** START OF ENTRIES SHOWN **

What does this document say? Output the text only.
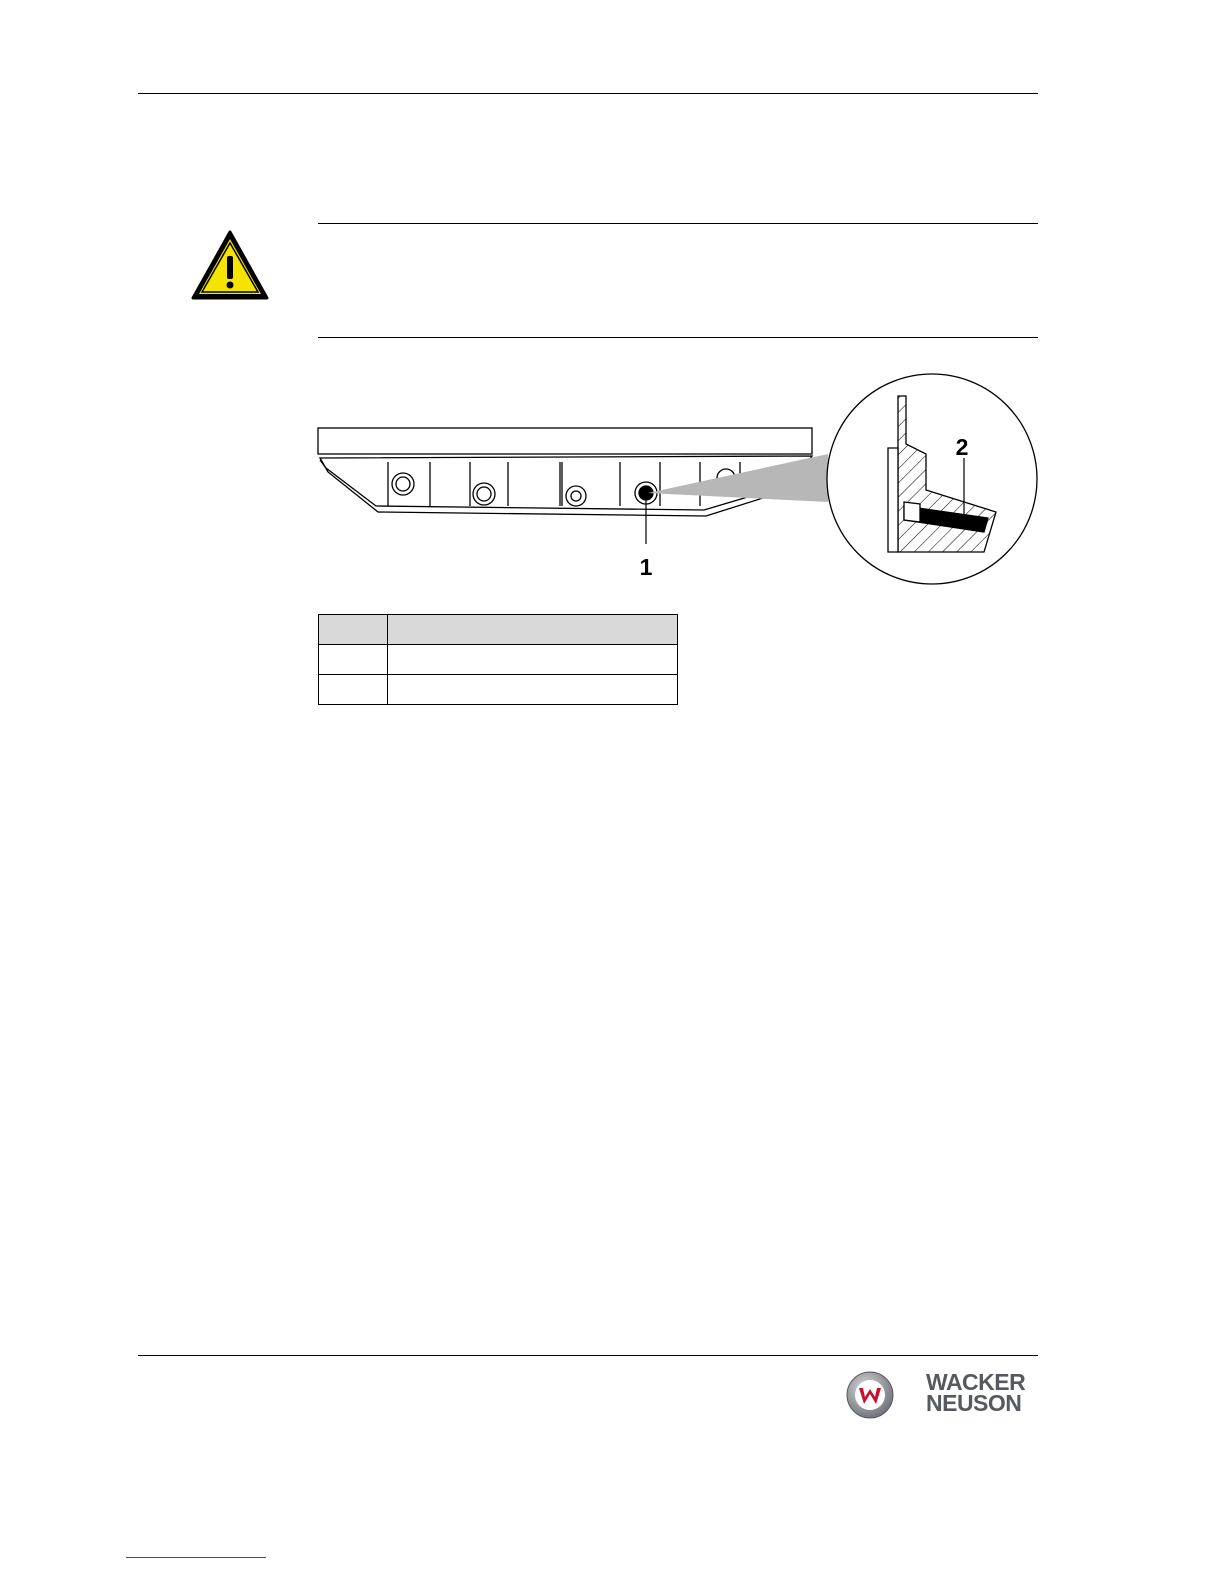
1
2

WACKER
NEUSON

** END OF ENTRIES SHOWN **

→ WHAT THE TASK REQUIRES:
In your copy of the records, include no pictures; repeat everything else exactly.

→ RESULT FOR THIS TASK:
What does this document say? Output the text only.
1
2

WACKER
NEUSON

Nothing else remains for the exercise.